### Records for the exercise
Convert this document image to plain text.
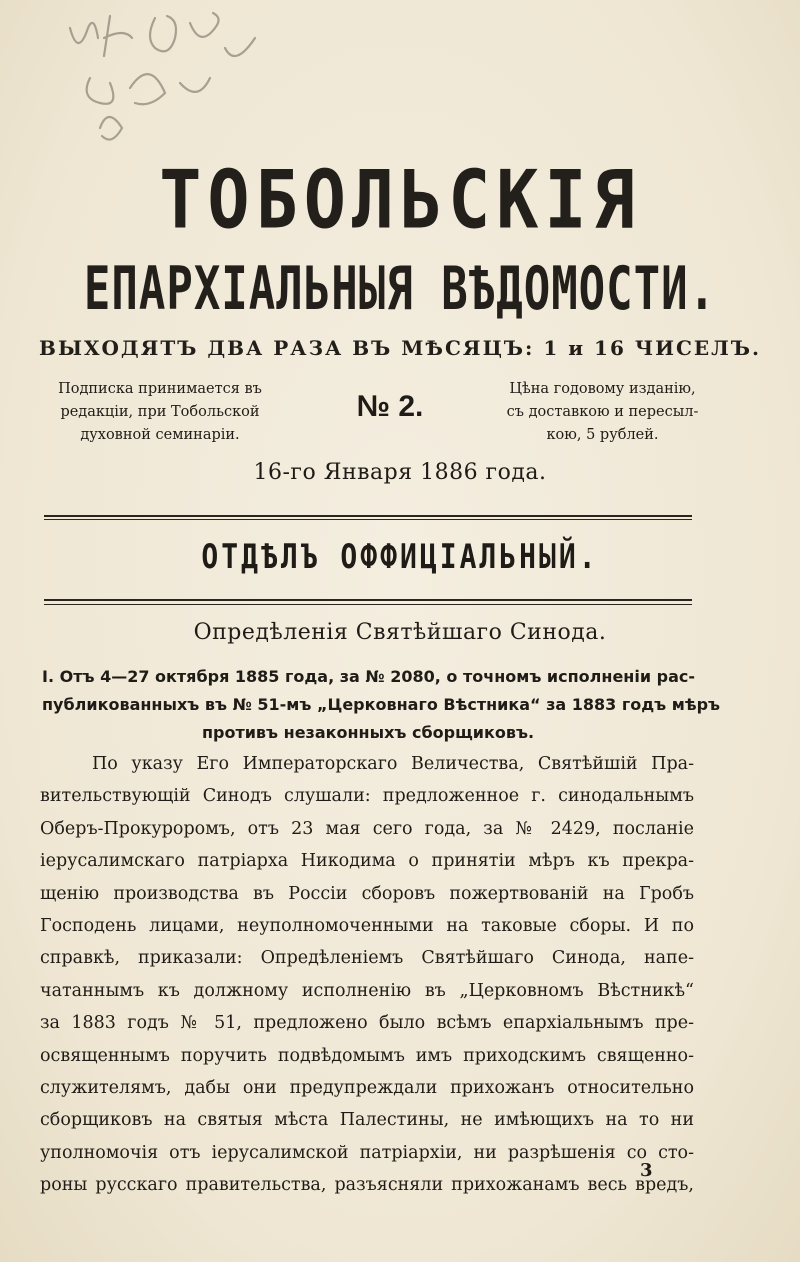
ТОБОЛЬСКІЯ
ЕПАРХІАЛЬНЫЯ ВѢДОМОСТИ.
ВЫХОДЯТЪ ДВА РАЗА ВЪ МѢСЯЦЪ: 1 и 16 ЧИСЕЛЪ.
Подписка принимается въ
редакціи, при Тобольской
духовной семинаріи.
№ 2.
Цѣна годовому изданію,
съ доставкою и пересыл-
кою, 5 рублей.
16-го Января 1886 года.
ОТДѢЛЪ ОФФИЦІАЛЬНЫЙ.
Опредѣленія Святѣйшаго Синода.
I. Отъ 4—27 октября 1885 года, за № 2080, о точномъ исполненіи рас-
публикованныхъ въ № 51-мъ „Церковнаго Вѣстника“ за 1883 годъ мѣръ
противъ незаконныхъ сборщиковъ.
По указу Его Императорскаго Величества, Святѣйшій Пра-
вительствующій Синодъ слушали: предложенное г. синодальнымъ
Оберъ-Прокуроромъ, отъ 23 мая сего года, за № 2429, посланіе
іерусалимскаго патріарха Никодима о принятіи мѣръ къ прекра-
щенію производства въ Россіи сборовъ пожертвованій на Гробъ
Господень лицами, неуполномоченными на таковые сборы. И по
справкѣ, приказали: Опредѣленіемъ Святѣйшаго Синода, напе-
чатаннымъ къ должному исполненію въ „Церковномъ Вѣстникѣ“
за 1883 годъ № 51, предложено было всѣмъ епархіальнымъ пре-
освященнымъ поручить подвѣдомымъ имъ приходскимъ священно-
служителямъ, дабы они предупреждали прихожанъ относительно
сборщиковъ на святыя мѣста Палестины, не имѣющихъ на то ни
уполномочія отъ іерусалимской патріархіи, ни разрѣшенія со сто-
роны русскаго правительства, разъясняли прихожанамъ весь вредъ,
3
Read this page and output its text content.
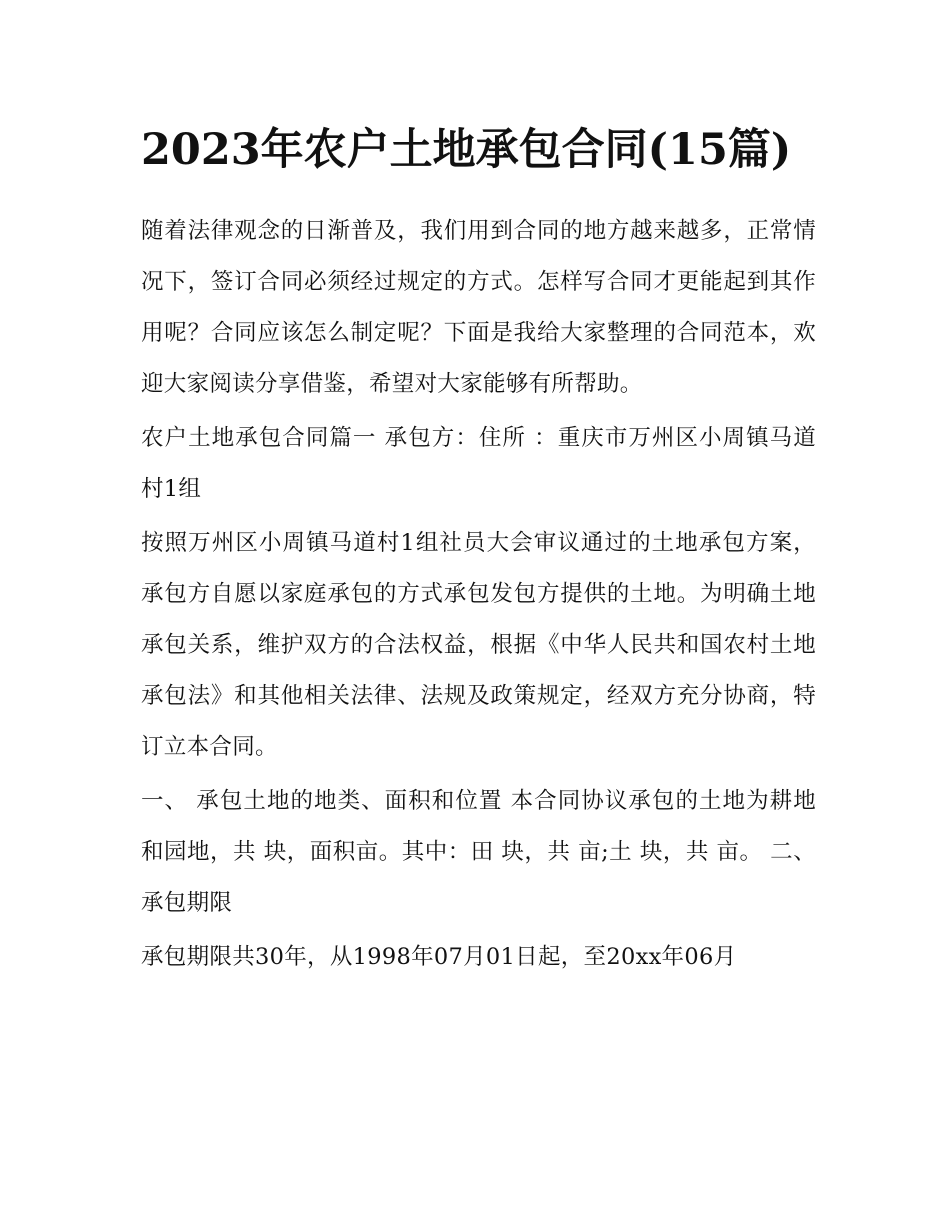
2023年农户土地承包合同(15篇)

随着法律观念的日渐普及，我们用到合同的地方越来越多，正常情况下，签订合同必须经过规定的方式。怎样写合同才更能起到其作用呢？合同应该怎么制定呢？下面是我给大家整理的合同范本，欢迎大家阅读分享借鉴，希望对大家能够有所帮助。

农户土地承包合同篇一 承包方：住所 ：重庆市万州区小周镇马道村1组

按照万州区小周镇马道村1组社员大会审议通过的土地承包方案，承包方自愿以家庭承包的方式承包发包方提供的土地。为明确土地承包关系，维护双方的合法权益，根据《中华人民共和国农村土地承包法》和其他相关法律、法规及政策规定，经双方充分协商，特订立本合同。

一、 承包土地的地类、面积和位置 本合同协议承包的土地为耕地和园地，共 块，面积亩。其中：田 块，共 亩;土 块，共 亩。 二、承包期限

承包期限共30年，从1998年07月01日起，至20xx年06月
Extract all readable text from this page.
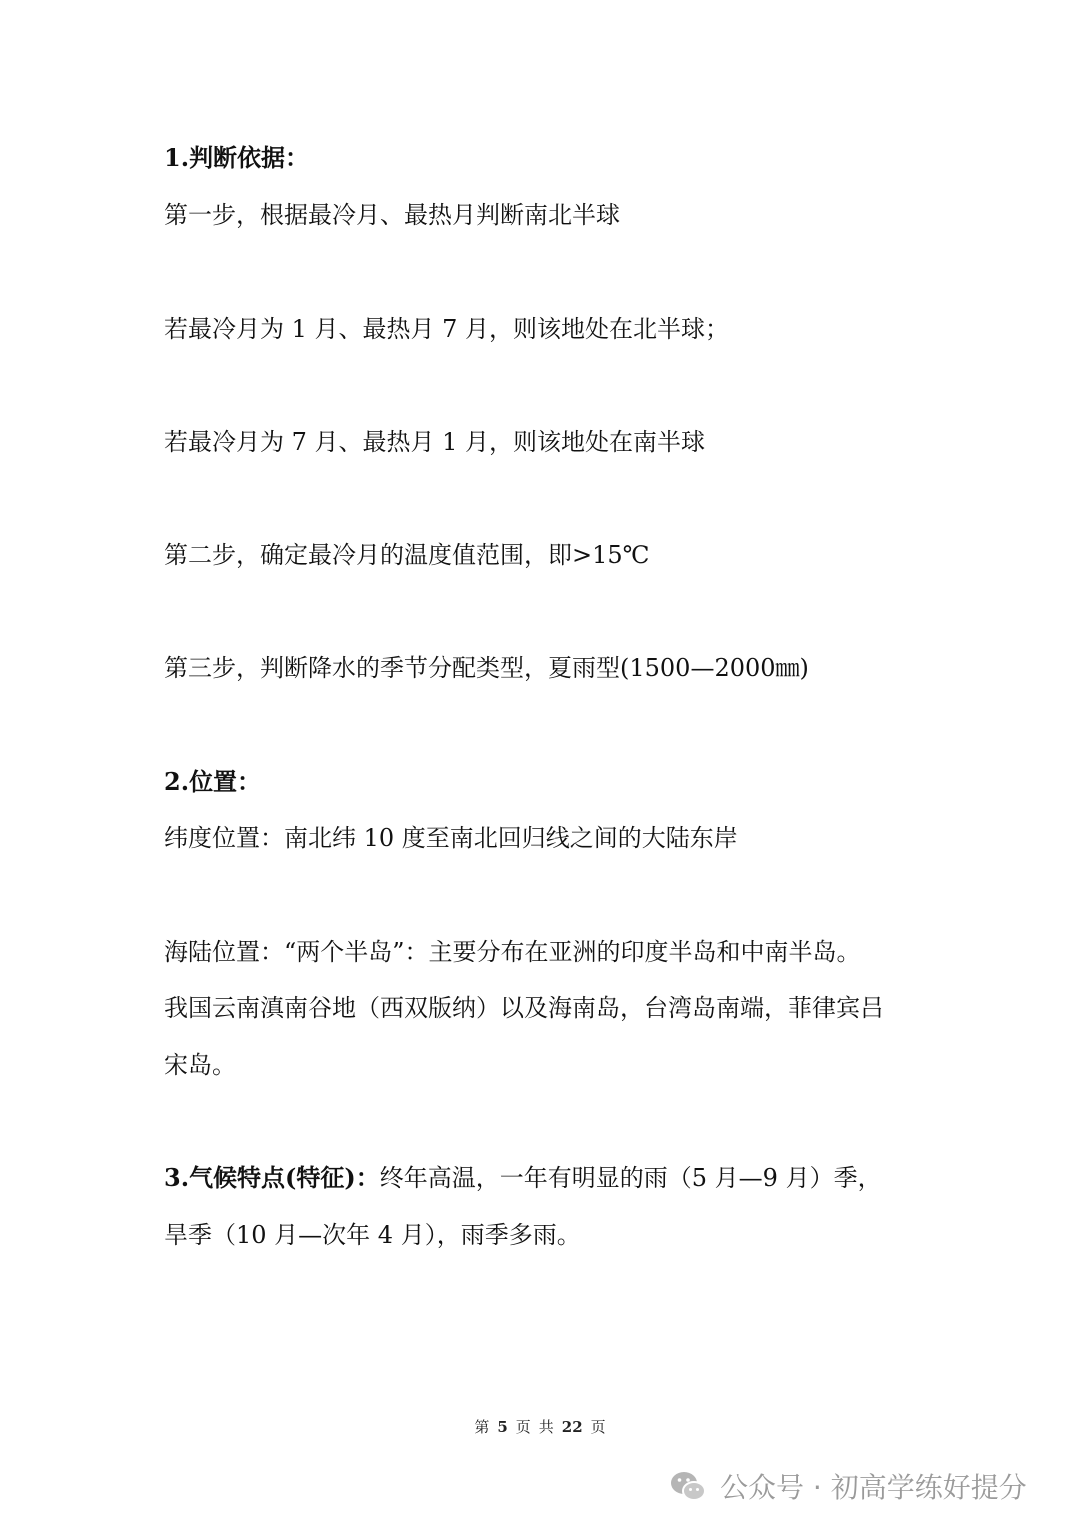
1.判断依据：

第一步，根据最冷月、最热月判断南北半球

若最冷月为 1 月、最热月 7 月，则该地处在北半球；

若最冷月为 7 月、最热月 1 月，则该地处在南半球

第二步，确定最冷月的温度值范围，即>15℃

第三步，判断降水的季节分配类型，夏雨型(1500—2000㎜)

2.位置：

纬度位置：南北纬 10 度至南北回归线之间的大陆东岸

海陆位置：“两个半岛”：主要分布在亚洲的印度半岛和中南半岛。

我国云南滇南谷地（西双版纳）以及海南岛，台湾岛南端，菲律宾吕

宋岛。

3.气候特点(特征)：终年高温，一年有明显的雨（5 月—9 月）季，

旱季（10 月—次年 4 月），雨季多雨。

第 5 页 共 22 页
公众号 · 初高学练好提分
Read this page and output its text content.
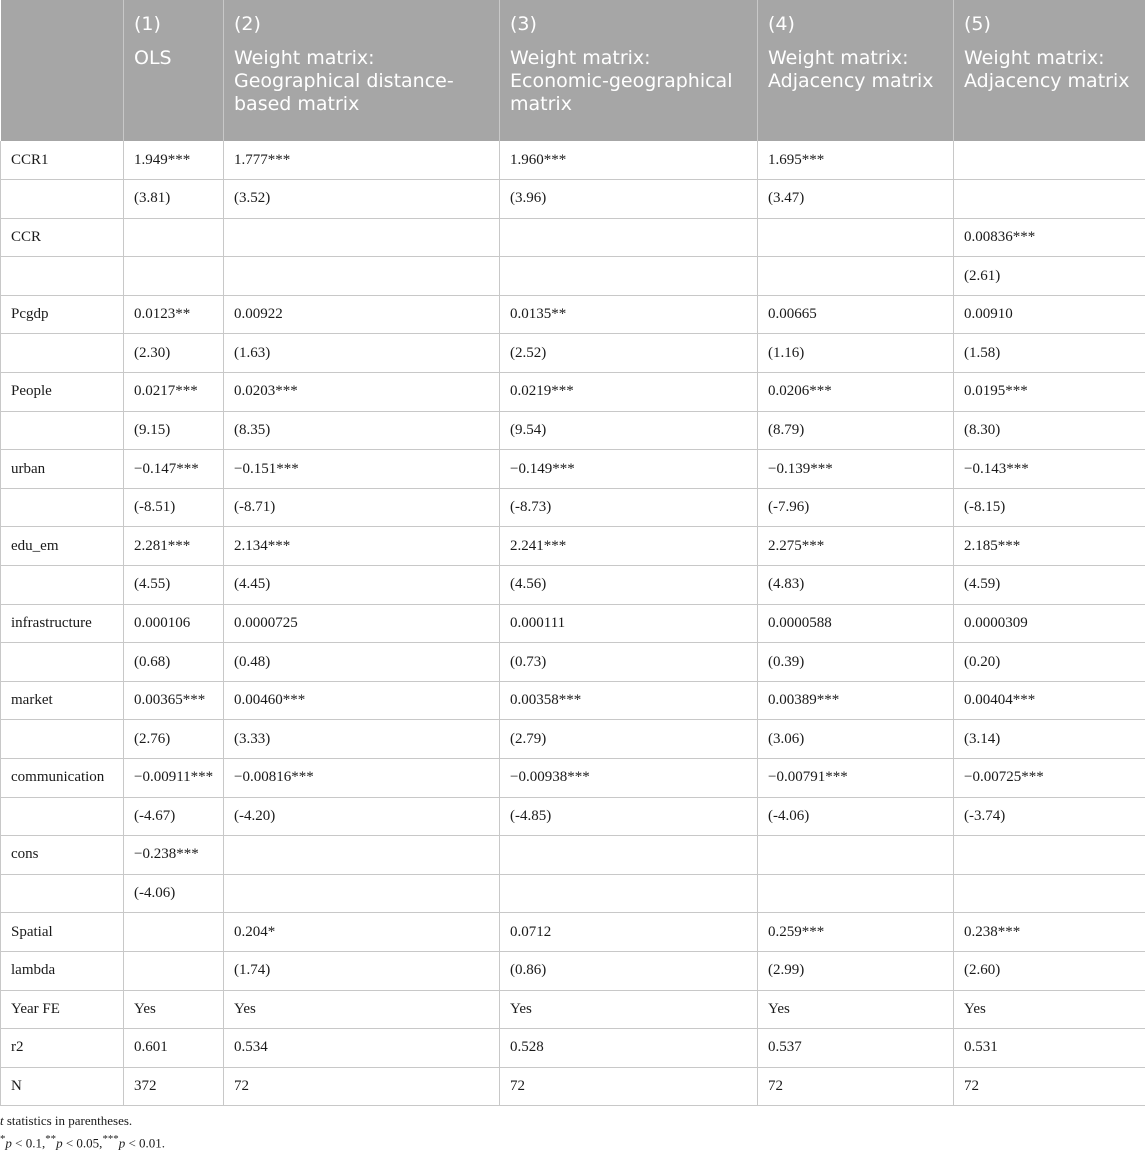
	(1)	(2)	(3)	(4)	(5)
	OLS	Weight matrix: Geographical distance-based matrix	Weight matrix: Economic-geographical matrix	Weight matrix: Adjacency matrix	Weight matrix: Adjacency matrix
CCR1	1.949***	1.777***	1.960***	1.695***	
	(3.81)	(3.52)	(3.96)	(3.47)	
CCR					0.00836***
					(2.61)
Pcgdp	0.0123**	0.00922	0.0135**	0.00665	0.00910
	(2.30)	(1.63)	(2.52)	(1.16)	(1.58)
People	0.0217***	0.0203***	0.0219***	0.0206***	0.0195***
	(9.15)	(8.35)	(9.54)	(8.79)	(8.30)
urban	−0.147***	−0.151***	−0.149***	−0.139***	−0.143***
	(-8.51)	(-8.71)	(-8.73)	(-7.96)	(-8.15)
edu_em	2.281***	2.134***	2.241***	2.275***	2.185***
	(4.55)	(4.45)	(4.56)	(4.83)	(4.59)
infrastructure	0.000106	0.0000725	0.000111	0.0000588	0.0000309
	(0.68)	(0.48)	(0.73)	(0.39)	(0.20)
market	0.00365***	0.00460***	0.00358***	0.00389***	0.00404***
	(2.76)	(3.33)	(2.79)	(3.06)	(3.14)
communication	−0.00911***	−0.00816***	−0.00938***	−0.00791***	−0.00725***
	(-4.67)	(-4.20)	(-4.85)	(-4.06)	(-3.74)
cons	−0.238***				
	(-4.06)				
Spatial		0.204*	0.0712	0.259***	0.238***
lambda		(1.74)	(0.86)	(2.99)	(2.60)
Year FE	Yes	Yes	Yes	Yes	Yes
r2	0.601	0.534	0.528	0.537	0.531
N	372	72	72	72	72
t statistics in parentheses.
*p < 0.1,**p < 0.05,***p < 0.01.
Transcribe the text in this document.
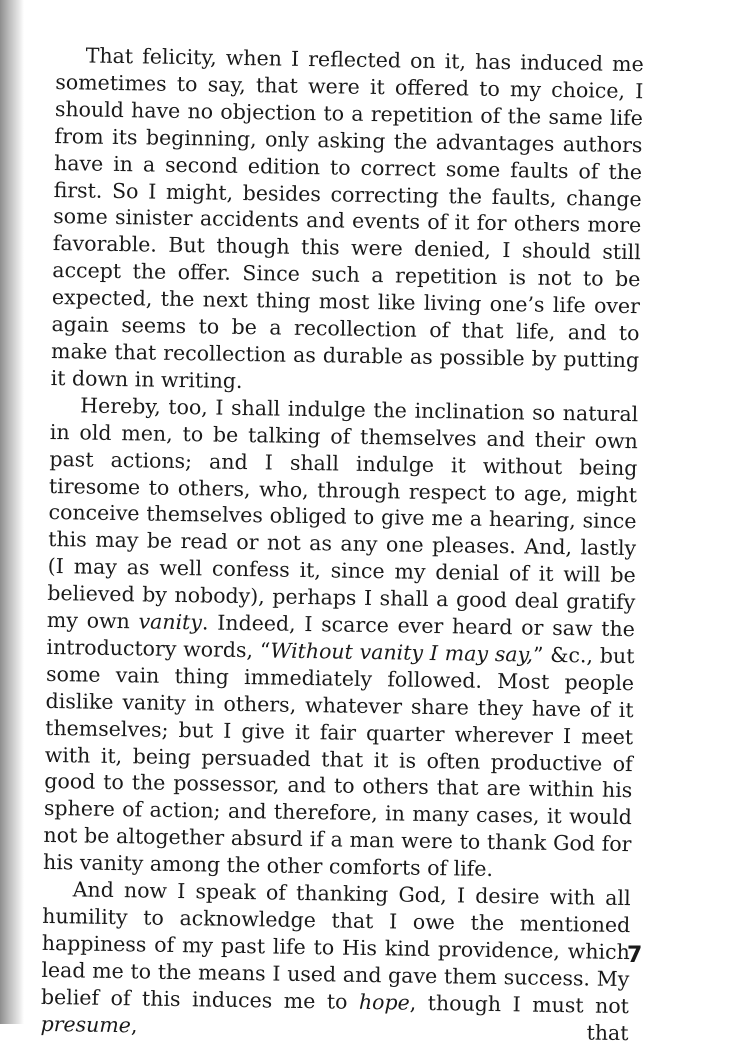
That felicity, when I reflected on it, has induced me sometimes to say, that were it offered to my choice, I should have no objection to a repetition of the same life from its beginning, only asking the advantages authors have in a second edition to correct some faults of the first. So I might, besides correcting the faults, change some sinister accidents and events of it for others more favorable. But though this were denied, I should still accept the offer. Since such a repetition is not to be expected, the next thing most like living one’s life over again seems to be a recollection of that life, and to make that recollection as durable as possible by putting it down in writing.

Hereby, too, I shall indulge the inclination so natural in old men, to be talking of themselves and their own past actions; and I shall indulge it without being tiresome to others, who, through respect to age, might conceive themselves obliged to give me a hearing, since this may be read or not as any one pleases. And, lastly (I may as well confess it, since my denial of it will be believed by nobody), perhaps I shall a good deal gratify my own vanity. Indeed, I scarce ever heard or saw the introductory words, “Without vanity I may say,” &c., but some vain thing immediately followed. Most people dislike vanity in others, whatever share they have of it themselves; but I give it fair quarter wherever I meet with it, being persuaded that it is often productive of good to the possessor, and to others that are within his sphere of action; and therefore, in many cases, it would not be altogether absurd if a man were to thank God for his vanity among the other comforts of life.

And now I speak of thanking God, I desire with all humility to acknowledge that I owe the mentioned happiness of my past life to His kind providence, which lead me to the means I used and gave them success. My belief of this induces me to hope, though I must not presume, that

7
######
Your task:
Copy every line above in which the string "others" shows up.

Right answer:
That felicity, when I reflected on it, has induced me sometimes to say, that were it offered to my choice, I should have no objection to a repetition of the same life from its beginning, only asking the advantages authors have in a second edition to correct some faults of the first. So I might, besides correcting the faults, change some sinister accidents and events of it for others more favorable. But though this were denied, I should still accept the offer. Since such a repetition is not to be expected, the next thing most like living one’s life over again seems to be a recollection of that life, and to make that recollection as durable as possible by putting it down in writing.
Hereby, too, I shall indulge the inclination so natural in old men, to be talking of themselves and their own past actions; and I shall indulge it without being tiresome to others, who, through respect to age, might conceive themselves obliged to give me a hearing, since this may be read or not as any one pleases. And, lastly (I may as well confess it, since my denial of it will be believed by nobody), perhaps I shall a good deal gratify my own vanity. Indeed, I scarce ever heard or saw the introductory words, “Without vanity I may say,” &c., but some vain thing immediately followed. Most people dislike vanity in others, whatever share they have of it themselves; but I give it fair quarter wherever I meet with it, being persuaded that it is often productive of good to the possessor, and to others that are within his sphere of action; and therefore, in many cases, it would not be altogether absurd if a man were to thank God for his vanity among the other comforts of life.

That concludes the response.